-- Stated task --
Quote the records beneath, complete and exact. Leave out images.

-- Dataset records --
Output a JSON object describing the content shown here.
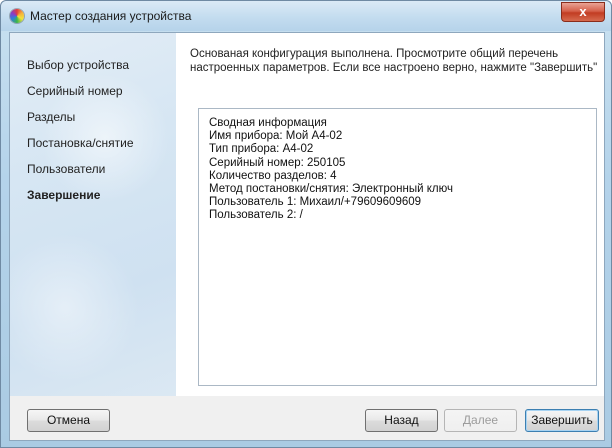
{
  "window": {
    "title": "Мастер создания устройства",
    "close_label": "x"
  },
  "sidebar": {
    "items": [
      {
        "label": "Выбор устройства",
        "active": false
      },
      {
        "label": "Серийный номер",
        "active": false
      },
      {
        "label": "Разделы",
        "active": false
      },
      {
        "label": "Постановка/снятие",
        "active": false
      },
      {
        "label": "Пользователи",
        "active": false
      },
      {
        "label": "Завершение",
        "active": true
      }
    ]
  },
  "main": {
    "description_line1": "Основаная конфигурация выполнена. Просмотрите общий перечень",
    "description_line2": "настроенных параметров. Если все настроено верно, нажмите \"Завершить\"",
    "summary": [
      "Сводная информация",
      "Имя прибора: Мой А4-02",
      "Тип прибора: А4-02",
      "Серийный номер: 250105",
      "Количество разделов: 4",
      "Метод постановки/снятия: Электронный ключ",
      "Пользователь 1: Михаил/+79609609609",
      "Пользователь 2: /"
    ]
  },
  "footer": {
    "cancel_label": "Отмена",
    "back_label": "Назад",
    "next_label": "Далее",
    "finish_label": "Завершить"
  }
}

-- Response below --
Output a JSON object describing the content shown here.
{
  "window": {
    "title": "Мастер создания устройства",
    "close_label": "x"
  },
  "sidebar": {
    "items": [
      {
        "label": "Выбор устройства",
        "active": false
      },
      {
        "label": "Серийный номер",
        "active": false
      },
      {
        "label": "Разделы",
        "active": false
      },
      {
        "label": "Постановка/снятие",
        "active": false
      },
      {
        "label": "Пользователи",
        "active": false
      },
      {
        "label": "Завершение",
        "active": true
      }
    ]
  },
  "main": {
    "description_line1": "Основаная конфигурация выполнена. Просмотрите общий перечень",
    "description_line2": "настроенных параметров. Если все настроено верно, нажмите \"Завершить\"",
    "summary": [
      "Сводная информация",
      "Имя прибора: Мой А4-02",
      "Тип прибора: А4-02",
      "Серийный номер: 250105",
      "Количество разделов: 4",
      "Метод постановки/снятия: Электронный ключ",
      "Пользователь 1: Михаил/+79609609609",
      "Пользователь 2: /"
    ]
  },
  "footer": {
    "cancel_label": "Отмена",
    "back_label": "Назад",
    "next_label": "Далее",
    "finish_label": "Завершить"
  }
}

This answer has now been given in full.